**AIM OF THE EXERCISE:**
Read through the records below and copy each line that uses the word "JSON".

-- begin --

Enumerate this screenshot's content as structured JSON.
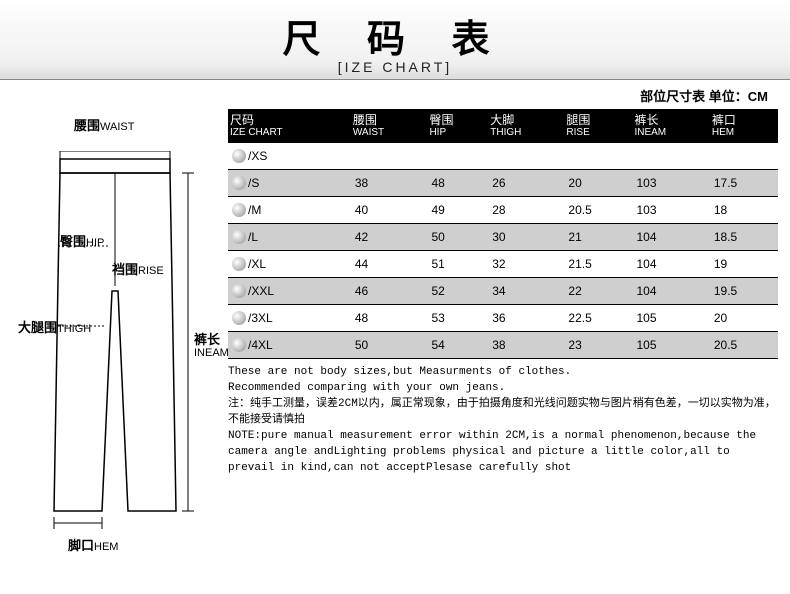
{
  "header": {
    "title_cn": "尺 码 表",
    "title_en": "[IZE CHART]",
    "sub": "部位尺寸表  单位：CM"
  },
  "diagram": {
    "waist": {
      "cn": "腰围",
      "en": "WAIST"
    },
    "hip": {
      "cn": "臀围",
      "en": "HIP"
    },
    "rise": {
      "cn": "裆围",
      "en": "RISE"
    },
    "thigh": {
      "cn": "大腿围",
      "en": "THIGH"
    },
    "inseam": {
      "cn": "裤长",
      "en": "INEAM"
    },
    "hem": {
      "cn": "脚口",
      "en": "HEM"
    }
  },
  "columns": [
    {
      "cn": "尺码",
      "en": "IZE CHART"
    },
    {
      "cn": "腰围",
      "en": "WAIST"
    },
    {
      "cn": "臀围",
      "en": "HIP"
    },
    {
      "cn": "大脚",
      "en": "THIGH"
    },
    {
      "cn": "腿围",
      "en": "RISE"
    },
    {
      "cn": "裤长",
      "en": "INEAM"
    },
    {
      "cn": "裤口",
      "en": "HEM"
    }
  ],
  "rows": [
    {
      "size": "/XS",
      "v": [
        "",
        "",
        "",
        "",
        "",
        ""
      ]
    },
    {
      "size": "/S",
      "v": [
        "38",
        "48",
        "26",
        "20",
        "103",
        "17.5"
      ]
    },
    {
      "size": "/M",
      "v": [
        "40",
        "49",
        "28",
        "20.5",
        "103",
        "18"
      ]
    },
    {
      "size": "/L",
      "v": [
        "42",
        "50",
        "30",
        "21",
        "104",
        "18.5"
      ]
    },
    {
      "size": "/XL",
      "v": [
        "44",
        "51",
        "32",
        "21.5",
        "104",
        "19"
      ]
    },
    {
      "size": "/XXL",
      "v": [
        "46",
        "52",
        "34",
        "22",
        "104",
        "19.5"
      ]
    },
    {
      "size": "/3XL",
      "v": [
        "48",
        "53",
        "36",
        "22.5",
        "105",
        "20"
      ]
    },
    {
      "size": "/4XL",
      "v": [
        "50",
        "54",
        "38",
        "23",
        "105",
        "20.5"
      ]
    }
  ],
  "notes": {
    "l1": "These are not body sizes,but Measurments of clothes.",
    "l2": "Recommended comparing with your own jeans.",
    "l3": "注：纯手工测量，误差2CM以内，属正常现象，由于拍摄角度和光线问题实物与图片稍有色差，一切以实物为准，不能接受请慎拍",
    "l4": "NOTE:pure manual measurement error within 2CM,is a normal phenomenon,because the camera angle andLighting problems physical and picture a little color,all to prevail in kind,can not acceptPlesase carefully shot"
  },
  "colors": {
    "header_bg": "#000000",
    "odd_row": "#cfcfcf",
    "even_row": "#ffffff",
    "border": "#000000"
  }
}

-- end --
-- begin --

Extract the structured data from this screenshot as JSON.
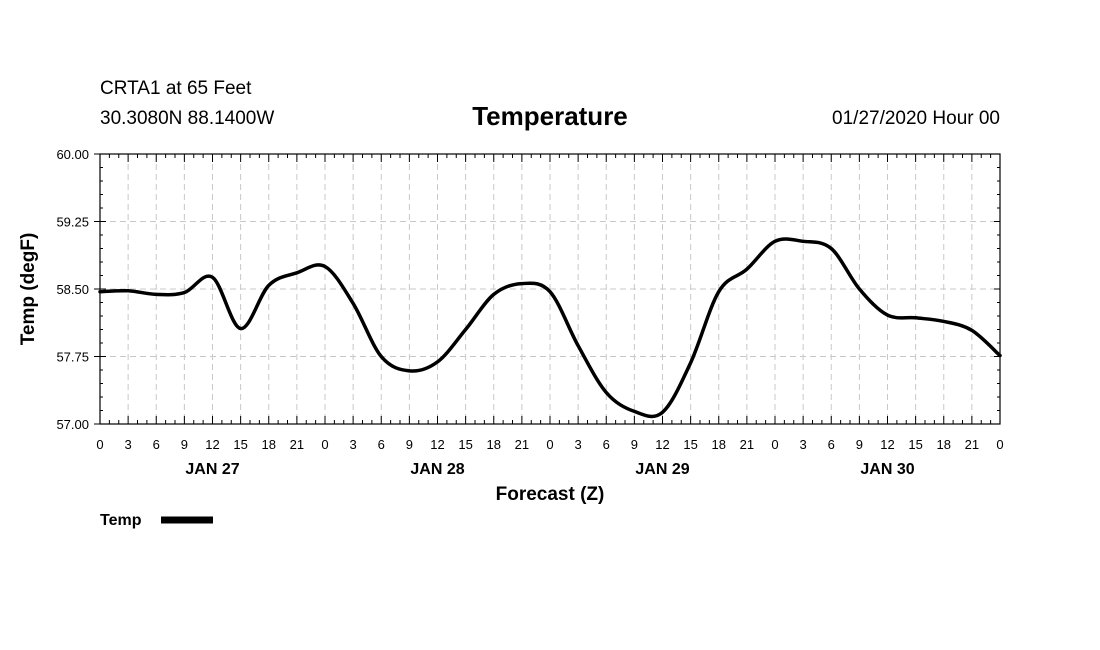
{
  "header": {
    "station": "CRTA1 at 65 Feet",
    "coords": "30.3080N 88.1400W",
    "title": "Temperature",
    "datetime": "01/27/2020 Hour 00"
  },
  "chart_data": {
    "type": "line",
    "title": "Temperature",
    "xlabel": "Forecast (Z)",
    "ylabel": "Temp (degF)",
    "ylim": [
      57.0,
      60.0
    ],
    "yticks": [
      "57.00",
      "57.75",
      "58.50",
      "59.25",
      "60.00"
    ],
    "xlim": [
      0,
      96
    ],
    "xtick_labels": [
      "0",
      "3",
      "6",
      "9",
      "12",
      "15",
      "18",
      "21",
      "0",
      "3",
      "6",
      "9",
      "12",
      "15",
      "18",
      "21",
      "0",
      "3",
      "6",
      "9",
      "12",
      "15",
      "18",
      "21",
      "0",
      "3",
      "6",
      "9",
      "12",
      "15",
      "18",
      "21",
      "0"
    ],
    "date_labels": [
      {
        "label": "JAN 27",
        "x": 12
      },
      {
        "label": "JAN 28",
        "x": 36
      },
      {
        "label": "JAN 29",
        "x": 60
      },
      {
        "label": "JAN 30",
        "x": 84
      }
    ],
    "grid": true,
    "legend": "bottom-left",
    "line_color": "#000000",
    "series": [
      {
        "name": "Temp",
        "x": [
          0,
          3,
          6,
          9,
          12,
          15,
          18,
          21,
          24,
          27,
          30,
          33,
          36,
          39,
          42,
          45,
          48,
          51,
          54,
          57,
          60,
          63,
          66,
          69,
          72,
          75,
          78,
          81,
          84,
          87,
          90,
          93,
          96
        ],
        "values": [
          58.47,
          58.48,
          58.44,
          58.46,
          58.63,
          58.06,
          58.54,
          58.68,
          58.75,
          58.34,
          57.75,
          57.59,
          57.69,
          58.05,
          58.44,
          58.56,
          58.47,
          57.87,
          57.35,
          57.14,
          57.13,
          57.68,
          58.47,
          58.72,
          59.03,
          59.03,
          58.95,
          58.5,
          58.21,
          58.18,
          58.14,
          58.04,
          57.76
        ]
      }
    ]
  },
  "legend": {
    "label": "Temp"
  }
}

-- end --
-- begin --

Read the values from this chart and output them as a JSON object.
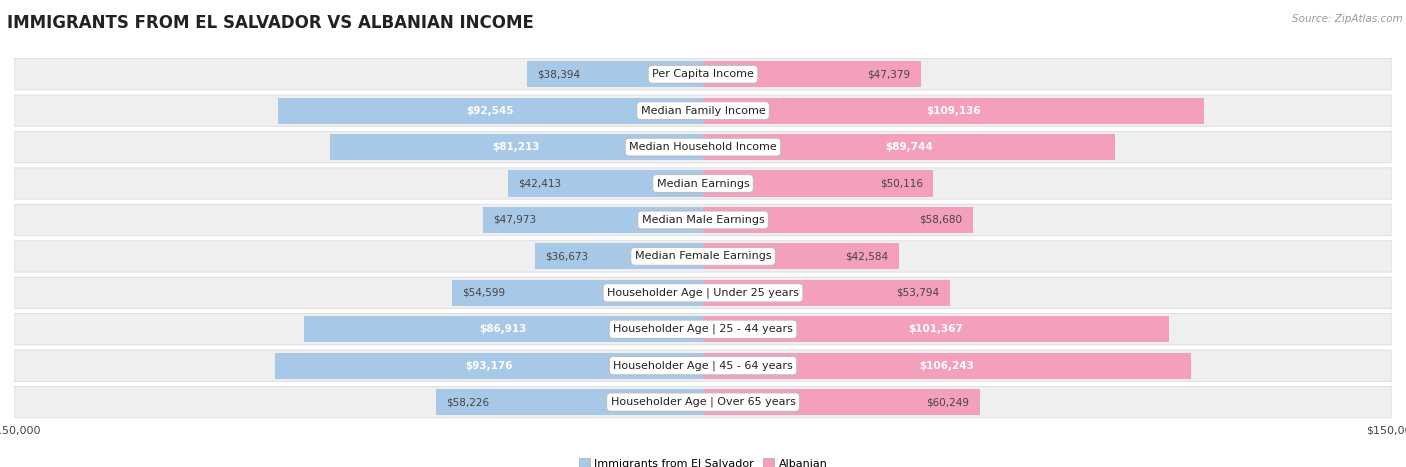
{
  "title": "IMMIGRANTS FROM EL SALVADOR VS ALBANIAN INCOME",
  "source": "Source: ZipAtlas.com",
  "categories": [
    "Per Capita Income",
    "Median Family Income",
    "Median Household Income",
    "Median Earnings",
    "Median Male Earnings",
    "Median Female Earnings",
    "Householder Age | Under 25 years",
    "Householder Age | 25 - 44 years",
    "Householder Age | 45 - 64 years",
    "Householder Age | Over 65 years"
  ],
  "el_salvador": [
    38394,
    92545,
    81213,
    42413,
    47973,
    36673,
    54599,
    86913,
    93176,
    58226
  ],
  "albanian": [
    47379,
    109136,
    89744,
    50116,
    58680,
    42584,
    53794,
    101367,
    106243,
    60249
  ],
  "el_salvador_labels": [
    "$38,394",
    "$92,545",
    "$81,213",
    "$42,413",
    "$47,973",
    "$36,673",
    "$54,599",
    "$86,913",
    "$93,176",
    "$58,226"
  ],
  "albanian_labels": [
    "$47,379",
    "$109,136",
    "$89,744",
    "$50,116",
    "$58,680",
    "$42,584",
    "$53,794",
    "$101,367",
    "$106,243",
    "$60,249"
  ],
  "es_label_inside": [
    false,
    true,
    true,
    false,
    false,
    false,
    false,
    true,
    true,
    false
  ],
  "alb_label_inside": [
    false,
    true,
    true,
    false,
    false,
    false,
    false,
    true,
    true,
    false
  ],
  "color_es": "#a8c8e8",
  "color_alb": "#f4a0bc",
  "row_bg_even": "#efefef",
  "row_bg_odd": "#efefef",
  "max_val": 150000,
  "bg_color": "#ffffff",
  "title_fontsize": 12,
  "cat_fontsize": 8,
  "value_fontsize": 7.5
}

-- end --

**RESPONSE TO THIS EXERCISE:**
Enumerate this screenshot's content as structured JSON.
Extract the structured data from this screenshot as JSON.
Read the values from this chart and output them as a JSON object.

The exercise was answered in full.